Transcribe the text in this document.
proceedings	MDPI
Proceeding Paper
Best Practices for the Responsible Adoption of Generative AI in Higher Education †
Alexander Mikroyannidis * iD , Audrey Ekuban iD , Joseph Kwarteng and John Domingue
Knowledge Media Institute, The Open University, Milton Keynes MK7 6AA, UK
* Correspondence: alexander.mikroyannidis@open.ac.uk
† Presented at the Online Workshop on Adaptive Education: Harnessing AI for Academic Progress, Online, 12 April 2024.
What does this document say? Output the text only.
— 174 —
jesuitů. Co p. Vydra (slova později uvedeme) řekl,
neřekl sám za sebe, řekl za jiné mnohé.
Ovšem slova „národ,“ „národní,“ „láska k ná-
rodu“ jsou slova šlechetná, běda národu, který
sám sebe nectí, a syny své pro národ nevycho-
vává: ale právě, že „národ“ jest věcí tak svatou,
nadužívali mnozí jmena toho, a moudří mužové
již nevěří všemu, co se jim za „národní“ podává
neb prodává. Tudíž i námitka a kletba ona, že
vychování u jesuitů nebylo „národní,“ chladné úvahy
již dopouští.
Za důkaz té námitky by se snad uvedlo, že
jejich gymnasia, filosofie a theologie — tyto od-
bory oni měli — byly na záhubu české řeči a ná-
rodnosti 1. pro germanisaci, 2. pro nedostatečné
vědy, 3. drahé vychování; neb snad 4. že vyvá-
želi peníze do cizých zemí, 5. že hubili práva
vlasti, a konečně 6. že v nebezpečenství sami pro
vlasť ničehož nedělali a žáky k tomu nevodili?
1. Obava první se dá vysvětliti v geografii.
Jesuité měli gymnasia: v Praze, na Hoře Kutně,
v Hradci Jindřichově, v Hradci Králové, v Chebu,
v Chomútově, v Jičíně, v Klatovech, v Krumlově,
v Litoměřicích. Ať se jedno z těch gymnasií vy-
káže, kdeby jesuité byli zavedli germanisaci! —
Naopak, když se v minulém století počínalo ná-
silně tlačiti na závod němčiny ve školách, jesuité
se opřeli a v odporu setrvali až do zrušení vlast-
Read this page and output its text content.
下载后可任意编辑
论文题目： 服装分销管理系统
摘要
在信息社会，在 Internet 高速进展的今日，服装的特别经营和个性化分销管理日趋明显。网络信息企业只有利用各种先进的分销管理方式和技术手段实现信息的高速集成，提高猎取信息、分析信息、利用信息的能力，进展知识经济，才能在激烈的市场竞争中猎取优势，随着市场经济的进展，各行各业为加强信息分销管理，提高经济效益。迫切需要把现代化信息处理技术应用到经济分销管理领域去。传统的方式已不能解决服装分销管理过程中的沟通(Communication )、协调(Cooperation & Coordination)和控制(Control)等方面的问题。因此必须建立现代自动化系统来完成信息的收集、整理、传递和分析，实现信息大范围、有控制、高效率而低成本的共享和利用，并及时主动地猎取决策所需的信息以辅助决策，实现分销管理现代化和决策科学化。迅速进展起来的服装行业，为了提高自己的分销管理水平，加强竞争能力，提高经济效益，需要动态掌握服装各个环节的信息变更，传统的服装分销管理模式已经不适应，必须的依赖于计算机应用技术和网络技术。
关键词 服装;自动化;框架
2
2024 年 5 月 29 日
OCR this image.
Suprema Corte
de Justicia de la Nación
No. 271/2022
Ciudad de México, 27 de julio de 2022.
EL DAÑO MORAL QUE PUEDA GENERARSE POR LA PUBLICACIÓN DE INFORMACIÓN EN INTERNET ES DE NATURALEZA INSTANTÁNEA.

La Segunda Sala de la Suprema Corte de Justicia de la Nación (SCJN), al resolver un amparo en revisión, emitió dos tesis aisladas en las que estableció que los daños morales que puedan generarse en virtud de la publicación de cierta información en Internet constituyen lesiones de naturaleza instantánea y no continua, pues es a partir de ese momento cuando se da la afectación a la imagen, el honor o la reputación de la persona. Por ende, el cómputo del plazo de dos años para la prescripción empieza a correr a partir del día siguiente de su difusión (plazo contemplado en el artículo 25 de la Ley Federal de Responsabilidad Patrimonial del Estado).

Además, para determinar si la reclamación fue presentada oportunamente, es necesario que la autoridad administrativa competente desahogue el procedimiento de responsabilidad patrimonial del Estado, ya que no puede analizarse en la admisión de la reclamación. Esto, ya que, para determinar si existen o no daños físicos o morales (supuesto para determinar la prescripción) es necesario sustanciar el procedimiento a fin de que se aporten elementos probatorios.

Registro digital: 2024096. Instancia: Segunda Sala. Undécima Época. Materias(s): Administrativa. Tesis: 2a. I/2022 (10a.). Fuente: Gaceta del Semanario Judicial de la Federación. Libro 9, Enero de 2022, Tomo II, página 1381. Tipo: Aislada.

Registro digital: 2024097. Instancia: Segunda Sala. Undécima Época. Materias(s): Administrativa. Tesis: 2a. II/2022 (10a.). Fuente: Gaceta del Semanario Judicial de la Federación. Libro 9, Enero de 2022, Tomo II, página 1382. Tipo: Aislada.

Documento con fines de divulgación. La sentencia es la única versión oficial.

→ **EXERCISE DIRECTIONS**
Go through the data and count each line that has the word "vychování", then give the total alone.

→ **THE RESPONSE**
2